An exact reproduction of the records is required, with all images left out.

(Data entries)
__________________________________________________

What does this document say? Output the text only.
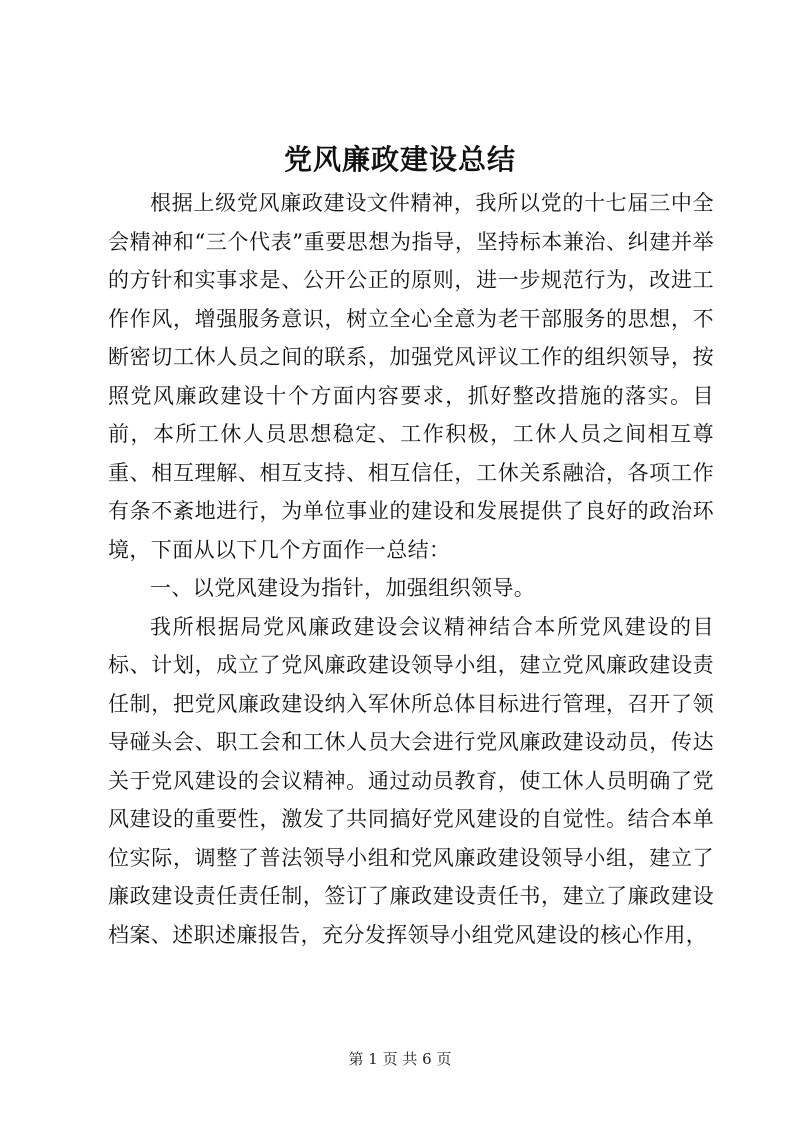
党风廉政建设总结

根据上级党风廉政建设文件精神，我所以党的十七届三中全会精神和“三个代表”重要思想为指导，坚持标本兼治、纠建并举的方针和实事求是、公开公正的原则，进一步规范行为，改进工作作风，增强服务意识，树立全心全意为老干部服务的思想，不断密切工休人员之间的联系，加强党风评议工作的组织领导，按照党风廉政建设十个方面内容要求，抓好整改措施的落实。目前，本所工休人员思想稳定、工作积极，工休人员之间相互尊重、相互理解、相互支持、相互信任，工休关系融洽，各项工作有条不紊地进行，为单位事业的建设和发展提供了良好的政治环境，下面从以下几个方面作一总结：

一、以党风建设为指针，加强组织领导。

我所根据局党风廉政建设会议精神结合本所党风建设的目标、计划，成立了党风廉政建设领导小组，建立党风廉政建设责任制，把党风廉政建设纳入军休所总体目标进行管理，召开了领导碰头会、职工会和工休人员大会进行党风廉政建设动员，传达关于党风建设的会议精神。通过动员教育，使工休人员明确了党风建设的重要性，激发了共同搞好党风建设的自觉性。结合本单位实际，调整了普法领导小组和党风廉政建设领导小组，建立了廉政建设责任责任制，签订了廉政建设责任书，建立了廉政建设档案、述职述廉报告，充分发挥领导小组党风建设的核心作用，

第 1 页 共 6 页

__________________________________________________

Correct output:
What does this document say? Output the text only.
党风廉政建设总结

根据上级党风廉政建设文件精神，我所以党的十七届三中全会精神和“三个代表”重要思想为指导，坚持标本兼治、纠建并举的方针和实事求是、公开公正的原则，进一步规范行为，改进工作作风，增强服务意识，树立全心全意为老干部服务的思想，不断密切工休人员之间的联系，加强党风评议工作的组织领导，按照党风廉政建设十个方面内容要求，抓好整改措施的落实。目前，本所工休人员思想稳定、工作积极，工休人员之间相互尊重、相互理解、相互支持、相互信任，工休关系融洽，各项工作有条不紊地进行，为单位事业的建设和发展提供了良好的政治环境，下面从以下几个方面作一总结：

一、以党风建设为指针，加强组织领导。

我所根据局党风廉政建设会议精神结合本所党风建设的目标、计划，成立了党风廉政建设领导小组，建立党风廉政建设责任制，把党风廉政建设纳入军休所总体目标进行管理，召开了领导碰头会、职工会和工休人员大会进行党风廉政建设动员，传达关于党风建设的会议精神。通过动员教育，使工休人员明确了党风建设的重要性，激发了共同搞好党风建设的自觉性。结合本单位实际，调整了普法领导小组和党风廉政建设领导小组，建立了廉政建设责任责任制，签订了廉政建设责任书，建立了廉政建设档案、述职述廉报告，充分发挥领导小组党风建设的核心作用，

第 1 页 共 6 页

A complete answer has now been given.